[Records from a data collection]
· · · · ·
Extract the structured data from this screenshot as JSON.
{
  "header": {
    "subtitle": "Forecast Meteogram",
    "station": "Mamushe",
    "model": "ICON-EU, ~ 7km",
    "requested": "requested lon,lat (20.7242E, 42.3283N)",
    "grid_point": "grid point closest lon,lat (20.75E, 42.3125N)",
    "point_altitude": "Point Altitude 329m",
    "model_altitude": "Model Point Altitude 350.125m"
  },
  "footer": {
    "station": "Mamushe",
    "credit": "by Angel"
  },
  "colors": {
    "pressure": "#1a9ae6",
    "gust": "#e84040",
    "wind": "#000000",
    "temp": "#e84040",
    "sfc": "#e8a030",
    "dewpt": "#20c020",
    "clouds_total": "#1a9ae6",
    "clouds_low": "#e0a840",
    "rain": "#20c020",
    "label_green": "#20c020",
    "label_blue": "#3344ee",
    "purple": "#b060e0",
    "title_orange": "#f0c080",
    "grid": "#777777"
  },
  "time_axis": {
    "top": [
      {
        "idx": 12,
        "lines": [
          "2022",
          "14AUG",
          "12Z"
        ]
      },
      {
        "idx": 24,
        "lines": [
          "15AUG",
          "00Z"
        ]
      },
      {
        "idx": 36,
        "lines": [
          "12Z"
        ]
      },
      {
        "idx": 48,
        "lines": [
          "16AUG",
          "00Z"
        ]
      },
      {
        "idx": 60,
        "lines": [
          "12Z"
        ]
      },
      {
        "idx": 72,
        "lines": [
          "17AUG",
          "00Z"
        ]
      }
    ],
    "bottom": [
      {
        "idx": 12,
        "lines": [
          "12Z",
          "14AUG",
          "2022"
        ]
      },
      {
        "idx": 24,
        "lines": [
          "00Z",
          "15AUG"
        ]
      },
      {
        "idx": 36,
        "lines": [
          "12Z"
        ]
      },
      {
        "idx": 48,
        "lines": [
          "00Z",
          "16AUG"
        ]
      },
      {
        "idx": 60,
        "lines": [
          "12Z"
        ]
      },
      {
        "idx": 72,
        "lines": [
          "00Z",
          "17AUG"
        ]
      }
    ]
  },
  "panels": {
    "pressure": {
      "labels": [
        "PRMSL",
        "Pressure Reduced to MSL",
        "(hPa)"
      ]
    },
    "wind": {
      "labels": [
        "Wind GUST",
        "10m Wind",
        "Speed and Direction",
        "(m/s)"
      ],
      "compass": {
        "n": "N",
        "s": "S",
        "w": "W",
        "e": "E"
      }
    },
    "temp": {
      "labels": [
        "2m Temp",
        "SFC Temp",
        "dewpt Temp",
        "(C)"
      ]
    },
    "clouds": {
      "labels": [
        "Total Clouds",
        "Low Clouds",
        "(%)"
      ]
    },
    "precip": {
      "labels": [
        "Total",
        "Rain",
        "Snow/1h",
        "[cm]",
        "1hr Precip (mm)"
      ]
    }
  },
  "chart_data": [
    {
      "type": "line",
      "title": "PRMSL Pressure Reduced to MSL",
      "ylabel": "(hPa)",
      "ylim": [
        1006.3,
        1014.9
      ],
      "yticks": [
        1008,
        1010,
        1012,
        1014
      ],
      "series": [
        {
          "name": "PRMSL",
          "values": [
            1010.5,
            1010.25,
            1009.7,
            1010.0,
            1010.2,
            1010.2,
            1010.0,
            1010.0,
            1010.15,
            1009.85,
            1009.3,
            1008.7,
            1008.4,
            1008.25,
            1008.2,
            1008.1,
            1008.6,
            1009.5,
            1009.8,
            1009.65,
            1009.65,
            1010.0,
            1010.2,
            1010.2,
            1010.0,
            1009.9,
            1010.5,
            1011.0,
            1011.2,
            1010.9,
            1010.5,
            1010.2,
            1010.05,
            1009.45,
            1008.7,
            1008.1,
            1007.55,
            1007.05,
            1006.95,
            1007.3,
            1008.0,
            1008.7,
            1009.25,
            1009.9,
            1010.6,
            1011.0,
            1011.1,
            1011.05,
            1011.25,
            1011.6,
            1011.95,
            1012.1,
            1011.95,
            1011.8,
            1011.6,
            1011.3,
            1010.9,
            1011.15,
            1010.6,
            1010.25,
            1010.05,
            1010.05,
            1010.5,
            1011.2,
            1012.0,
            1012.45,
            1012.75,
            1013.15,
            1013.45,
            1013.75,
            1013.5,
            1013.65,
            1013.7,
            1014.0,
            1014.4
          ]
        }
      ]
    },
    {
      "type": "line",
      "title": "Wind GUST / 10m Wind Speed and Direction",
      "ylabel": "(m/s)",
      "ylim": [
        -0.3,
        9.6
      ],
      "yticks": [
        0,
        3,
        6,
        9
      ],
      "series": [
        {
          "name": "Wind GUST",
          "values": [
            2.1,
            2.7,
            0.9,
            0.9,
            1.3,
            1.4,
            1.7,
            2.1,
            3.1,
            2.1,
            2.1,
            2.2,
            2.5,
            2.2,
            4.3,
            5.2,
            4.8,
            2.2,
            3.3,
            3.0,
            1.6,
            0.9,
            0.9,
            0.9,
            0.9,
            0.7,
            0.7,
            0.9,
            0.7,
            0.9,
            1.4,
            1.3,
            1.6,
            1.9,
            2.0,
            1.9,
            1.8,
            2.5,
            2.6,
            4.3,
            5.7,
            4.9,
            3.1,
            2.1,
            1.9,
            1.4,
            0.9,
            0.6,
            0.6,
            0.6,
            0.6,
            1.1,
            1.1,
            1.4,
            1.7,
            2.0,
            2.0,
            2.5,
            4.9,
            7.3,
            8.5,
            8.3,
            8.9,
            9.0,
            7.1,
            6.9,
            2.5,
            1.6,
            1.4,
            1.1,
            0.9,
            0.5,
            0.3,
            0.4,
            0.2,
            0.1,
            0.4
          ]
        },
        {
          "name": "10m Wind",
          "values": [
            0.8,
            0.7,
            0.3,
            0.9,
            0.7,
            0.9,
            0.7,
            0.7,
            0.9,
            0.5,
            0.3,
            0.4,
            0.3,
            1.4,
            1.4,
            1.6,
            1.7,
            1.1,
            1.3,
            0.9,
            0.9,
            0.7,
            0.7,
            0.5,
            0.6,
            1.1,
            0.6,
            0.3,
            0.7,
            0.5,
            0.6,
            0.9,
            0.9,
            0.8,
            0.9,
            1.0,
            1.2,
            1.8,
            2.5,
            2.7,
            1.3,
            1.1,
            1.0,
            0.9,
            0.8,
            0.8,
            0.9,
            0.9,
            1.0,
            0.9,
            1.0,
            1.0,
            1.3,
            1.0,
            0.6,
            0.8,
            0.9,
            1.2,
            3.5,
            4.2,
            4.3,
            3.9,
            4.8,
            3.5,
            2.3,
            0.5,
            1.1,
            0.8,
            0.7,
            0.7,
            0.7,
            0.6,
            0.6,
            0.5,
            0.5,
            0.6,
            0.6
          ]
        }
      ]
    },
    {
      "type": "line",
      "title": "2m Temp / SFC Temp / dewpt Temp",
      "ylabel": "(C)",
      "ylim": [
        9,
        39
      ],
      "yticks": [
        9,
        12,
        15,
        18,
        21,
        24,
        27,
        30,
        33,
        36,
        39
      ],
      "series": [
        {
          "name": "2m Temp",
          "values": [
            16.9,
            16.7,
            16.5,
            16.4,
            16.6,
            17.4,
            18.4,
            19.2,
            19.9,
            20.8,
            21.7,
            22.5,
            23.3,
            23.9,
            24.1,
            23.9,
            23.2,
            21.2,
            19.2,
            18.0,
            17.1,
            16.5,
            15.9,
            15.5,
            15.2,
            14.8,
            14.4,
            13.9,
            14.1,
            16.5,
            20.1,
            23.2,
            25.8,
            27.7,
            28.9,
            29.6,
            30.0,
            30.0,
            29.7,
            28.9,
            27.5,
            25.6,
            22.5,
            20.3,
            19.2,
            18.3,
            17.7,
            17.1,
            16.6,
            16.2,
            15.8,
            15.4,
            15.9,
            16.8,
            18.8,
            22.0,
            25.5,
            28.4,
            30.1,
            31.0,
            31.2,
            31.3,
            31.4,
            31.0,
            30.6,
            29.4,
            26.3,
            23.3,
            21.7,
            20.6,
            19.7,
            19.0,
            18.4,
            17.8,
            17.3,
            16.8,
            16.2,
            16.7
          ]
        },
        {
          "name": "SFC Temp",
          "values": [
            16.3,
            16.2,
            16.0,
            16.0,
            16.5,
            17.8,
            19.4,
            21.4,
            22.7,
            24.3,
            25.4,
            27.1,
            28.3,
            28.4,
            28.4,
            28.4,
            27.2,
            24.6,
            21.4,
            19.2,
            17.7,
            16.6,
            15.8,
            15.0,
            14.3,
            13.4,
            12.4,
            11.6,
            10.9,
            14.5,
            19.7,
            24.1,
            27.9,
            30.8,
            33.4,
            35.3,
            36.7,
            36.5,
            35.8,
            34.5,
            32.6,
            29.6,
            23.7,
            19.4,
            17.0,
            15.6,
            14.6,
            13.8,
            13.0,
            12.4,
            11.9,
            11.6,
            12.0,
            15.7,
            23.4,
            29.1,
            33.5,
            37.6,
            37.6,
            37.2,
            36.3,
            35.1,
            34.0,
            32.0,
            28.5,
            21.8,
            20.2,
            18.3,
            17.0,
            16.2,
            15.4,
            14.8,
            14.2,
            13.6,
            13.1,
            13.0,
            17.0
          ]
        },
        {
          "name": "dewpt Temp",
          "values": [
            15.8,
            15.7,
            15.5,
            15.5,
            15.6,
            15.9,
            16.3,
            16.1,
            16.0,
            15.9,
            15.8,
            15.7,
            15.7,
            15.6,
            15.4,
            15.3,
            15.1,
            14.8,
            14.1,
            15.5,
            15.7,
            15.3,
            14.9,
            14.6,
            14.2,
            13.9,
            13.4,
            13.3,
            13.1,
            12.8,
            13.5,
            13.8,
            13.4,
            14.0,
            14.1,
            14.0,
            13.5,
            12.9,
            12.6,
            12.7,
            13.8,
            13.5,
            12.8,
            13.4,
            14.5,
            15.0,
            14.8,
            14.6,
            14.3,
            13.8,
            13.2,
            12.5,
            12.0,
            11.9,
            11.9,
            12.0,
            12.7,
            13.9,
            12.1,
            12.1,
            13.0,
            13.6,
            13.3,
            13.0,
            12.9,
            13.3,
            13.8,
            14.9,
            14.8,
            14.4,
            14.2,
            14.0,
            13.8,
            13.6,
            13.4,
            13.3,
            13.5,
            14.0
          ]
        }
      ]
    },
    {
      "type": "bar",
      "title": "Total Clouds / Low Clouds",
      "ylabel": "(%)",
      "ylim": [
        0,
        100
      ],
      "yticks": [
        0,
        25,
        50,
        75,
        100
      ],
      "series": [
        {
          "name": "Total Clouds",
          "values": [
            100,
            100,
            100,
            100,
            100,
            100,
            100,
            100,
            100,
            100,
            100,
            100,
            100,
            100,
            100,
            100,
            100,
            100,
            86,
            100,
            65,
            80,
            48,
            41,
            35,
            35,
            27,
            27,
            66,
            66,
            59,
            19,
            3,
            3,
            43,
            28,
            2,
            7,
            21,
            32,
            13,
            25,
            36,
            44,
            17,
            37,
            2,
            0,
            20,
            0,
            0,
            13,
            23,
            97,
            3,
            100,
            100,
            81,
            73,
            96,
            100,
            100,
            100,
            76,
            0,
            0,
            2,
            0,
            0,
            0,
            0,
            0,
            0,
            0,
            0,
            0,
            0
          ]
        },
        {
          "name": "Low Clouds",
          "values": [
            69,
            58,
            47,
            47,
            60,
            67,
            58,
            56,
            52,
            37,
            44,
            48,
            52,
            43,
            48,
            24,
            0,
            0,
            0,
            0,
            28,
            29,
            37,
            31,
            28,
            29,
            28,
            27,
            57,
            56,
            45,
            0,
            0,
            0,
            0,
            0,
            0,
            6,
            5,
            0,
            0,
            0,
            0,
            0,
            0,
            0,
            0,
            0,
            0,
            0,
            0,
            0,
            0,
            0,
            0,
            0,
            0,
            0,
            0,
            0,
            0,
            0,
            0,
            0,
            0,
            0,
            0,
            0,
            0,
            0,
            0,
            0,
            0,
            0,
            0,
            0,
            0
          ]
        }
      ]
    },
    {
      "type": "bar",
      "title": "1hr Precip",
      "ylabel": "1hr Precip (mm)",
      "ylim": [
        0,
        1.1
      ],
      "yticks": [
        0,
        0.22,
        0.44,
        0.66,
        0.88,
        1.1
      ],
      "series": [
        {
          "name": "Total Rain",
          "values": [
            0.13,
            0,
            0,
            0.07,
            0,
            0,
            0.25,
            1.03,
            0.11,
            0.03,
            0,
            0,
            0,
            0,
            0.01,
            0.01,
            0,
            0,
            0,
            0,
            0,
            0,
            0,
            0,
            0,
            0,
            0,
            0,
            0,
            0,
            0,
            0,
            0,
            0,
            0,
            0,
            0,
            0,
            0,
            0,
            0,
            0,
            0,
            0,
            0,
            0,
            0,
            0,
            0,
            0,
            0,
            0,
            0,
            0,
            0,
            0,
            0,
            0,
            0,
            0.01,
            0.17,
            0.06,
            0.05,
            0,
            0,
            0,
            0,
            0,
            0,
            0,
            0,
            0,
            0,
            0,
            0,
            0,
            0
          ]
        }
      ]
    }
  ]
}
· · · · ·
◆ Aim ◆
The answer is a single number: how many lines include the word "Altitude"?

◆ The output ◆
2